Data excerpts
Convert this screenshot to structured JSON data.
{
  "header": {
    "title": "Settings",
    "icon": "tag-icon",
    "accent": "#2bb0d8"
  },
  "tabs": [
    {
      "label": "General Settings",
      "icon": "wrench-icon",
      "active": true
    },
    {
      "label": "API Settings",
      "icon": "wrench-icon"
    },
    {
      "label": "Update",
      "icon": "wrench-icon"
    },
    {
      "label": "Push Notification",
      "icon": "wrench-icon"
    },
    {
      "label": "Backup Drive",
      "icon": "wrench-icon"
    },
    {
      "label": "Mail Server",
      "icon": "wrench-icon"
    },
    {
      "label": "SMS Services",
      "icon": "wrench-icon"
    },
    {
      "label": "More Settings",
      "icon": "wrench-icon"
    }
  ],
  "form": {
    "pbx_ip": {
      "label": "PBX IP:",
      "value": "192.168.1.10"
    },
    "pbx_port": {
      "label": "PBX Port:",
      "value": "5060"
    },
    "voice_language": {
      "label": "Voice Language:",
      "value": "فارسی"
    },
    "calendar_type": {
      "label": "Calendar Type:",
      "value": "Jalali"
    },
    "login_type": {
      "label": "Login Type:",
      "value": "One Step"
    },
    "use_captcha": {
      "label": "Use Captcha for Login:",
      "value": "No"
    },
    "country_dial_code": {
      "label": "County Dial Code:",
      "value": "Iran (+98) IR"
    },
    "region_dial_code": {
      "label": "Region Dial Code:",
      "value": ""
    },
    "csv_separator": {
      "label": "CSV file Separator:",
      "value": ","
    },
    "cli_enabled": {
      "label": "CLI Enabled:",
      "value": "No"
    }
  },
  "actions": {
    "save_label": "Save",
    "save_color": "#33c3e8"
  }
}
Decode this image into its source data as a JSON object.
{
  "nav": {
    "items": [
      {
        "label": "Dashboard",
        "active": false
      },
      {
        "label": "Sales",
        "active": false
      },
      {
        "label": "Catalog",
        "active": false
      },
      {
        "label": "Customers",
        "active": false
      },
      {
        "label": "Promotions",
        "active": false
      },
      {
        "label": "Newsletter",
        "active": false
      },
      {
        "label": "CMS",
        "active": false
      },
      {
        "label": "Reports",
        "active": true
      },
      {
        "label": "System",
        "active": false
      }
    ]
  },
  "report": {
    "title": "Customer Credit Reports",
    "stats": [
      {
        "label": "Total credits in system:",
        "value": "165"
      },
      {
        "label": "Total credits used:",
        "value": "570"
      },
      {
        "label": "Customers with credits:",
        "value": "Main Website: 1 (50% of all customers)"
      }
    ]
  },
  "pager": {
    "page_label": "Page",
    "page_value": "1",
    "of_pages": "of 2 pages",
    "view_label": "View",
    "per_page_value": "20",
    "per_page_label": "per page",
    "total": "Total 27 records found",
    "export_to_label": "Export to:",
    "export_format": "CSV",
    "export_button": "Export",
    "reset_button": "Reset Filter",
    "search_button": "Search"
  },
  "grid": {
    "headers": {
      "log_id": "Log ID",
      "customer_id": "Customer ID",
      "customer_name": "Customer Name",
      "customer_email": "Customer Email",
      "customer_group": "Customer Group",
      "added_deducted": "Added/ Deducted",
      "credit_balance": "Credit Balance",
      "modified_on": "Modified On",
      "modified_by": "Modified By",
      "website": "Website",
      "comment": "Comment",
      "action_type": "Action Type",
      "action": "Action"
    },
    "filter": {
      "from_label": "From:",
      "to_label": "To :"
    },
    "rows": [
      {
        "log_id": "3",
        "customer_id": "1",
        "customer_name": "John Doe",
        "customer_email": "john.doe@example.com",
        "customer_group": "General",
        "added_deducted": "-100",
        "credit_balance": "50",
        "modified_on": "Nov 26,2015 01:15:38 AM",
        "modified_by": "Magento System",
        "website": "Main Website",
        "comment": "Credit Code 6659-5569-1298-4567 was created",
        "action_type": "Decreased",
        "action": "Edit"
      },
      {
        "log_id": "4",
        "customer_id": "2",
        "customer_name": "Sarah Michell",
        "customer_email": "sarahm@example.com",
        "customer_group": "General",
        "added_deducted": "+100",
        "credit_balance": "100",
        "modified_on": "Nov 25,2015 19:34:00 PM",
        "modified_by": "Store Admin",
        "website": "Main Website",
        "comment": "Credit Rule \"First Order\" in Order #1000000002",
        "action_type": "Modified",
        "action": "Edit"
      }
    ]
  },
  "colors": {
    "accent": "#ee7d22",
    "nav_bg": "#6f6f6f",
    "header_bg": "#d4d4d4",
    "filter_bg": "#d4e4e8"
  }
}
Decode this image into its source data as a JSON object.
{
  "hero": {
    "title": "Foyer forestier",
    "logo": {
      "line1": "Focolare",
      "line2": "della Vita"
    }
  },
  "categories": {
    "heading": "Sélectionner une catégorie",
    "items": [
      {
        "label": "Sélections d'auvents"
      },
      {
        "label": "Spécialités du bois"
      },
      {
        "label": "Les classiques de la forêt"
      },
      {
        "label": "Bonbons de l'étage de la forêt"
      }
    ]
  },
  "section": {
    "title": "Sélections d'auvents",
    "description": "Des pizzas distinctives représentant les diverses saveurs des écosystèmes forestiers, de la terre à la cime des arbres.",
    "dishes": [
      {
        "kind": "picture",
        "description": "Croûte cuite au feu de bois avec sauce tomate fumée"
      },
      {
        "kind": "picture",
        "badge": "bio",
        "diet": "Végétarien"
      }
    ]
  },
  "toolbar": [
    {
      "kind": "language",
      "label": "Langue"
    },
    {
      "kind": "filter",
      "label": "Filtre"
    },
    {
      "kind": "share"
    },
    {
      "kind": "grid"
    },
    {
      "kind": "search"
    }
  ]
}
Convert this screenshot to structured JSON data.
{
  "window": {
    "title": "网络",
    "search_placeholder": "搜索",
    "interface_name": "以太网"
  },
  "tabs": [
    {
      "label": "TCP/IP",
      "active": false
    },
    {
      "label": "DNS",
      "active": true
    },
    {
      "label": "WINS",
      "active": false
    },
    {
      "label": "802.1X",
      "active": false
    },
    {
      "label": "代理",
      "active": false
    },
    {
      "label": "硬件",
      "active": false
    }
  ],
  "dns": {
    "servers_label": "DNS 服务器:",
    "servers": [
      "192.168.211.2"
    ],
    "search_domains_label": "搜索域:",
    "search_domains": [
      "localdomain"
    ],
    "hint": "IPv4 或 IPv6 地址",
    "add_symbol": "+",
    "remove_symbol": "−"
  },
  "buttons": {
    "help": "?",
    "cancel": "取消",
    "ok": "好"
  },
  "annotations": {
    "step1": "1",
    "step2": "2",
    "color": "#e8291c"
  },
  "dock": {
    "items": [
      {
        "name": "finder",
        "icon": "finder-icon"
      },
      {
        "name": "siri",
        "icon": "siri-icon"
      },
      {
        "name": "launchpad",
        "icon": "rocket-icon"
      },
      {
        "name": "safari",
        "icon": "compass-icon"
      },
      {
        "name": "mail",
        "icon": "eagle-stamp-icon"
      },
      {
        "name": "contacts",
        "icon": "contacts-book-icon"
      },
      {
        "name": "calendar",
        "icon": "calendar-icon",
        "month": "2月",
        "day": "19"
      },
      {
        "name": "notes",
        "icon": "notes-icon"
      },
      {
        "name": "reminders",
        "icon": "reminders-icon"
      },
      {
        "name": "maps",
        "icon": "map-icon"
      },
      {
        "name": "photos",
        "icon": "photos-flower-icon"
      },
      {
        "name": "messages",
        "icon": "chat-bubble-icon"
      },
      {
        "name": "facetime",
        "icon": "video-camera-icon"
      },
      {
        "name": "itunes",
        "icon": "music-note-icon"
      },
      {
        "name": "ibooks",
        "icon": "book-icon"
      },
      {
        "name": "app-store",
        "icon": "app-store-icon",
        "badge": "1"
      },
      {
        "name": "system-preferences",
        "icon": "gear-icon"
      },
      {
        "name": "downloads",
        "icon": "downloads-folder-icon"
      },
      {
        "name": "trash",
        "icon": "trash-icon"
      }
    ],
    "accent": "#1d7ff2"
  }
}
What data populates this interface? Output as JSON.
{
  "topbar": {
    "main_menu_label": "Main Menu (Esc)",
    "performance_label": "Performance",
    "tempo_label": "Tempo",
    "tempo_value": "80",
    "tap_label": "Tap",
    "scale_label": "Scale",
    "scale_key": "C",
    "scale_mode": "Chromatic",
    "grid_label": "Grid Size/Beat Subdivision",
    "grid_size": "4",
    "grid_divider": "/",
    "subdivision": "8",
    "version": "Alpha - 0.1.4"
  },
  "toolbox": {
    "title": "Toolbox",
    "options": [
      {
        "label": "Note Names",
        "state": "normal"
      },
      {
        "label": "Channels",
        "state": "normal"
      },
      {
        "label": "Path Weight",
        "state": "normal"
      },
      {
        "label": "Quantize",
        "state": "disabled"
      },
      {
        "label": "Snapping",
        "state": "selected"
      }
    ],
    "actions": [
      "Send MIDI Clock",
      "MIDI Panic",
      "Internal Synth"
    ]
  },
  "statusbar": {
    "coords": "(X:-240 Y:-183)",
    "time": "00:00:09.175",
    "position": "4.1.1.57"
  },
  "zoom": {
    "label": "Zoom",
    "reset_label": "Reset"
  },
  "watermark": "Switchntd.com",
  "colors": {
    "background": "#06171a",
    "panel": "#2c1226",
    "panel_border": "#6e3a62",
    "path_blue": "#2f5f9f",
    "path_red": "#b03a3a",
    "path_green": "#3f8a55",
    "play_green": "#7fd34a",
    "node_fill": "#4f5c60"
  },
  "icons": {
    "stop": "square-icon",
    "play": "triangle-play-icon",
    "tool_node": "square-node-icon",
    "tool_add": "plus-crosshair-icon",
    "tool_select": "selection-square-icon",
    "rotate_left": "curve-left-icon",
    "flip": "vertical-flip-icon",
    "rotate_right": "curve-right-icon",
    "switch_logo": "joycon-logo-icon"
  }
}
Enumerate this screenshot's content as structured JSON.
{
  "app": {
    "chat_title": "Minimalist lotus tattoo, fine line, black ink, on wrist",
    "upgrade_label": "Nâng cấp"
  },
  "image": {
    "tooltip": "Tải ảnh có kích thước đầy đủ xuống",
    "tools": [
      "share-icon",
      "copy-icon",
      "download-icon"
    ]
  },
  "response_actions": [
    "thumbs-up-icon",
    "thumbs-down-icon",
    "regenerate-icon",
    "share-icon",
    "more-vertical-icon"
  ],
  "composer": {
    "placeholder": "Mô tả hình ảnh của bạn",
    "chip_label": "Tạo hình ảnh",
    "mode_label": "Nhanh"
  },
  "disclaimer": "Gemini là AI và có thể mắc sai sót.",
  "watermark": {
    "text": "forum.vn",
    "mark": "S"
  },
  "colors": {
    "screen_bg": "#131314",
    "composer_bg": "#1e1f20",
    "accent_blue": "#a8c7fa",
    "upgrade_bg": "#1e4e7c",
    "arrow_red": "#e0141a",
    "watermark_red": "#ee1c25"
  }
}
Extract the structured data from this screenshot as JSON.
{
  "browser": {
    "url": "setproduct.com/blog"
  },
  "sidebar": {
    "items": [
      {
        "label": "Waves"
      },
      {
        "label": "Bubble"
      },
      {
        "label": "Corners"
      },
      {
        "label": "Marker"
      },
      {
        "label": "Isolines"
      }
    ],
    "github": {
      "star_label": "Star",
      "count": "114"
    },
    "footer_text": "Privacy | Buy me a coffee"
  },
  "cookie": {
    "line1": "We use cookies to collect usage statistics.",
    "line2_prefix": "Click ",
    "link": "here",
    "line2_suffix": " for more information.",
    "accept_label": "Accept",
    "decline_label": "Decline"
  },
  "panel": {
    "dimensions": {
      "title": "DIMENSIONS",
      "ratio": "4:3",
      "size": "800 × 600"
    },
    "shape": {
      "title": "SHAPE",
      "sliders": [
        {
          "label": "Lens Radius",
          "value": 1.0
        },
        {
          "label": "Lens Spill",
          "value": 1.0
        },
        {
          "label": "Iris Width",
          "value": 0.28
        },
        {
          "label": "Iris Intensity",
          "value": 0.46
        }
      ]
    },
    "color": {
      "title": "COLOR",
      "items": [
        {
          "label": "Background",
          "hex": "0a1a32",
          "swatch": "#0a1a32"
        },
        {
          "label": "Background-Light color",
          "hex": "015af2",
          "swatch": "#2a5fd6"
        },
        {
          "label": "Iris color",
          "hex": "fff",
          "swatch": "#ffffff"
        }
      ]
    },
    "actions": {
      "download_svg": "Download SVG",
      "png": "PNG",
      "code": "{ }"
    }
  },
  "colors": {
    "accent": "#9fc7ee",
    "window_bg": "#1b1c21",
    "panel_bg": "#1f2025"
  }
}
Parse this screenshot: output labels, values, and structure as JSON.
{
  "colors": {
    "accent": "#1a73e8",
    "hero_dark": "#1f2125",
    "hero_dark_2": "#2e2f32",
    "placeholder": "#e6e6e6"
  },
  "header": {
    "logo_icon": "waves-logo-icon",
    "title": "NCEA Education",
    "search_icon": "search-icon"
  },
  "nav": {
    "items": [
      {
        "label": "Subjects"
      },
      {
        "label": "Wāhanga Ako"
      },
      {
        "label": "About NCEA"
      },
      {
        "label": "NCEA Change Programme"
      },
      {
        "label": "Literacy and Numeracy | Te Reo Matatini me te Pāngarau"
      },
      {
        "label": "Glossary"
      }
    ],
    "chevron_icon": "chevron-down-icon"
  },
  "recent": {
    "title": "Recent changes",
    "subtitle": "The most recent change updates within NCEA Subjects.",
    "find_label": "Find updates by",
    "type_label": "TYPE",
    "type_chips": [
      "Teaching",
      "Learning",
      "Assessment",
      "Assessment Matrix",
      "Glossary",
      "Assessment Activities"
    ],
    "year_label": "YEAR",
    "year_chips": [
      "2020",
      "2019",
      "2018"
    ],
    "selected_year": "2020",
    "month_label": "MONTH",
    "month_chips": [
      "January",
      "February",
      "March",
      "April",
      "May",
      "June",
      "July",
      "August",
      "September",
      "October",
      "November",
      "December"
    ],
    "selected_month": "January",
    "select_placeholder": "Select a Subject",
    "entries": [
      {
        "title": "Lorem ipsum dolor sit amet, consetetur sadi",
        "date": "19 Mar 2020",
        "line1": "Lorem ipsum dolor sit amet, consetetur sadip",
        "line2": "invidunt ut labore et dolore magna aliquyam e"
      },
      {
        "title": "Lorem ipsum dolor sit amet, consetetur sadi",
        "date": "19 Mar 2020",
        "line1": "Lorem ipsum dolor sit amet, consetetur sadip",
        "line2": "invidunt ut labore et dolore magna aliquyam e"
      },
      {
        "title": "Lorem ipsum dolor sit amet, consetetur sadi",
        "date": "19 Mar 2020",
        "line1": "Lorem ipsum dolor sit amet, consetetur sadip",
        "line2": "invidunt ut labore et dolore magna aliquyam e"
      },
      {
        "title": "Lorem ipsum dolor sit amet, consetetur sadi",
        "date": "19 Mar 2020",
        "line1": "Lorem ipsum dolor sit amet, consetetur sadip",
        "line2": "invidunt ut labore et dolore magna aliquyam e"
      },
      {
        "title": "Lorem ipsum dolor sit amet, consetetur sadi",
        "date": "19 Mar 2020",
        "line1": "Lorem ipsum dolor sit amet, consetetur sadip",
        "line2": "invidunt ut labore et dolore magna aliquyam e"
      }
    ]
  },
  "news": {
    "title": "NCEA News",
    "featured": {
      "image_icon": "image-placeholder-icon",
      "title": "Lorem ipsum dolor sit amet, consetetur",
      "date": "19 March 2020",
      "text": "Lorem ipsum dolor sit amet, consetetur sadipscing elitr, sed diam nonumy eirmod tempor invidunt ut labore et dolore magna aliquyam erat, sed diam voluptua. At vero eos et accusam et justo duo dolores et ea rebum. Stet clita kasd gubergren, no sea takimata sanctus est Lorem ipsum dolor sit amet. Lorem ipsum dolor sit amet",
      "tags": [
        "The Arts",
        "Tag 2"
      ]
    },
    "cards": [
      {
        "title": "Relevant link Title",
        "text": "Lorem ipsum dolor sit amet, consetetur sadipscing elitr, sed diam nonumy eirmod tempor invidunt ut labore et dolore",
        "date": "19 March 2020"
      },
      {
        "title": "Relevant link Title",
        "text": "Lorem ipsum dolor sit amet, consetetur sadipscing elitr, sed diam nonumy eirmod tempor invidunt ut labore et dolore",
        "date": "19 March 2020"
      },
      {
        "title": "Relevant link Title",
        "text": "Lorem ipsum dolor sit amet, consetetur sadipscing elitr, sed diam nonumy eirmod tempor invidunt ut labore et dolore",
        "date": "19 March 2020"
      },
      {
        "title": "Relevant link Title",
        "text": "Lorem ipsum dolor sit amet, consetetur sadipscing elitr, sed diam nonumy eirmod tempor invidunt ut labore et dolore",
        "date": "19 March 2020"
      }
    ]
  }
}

● **Directions for this task**
Give only the number of lines in the material above that hold the word "forêt".

● **Response for this exercise**
2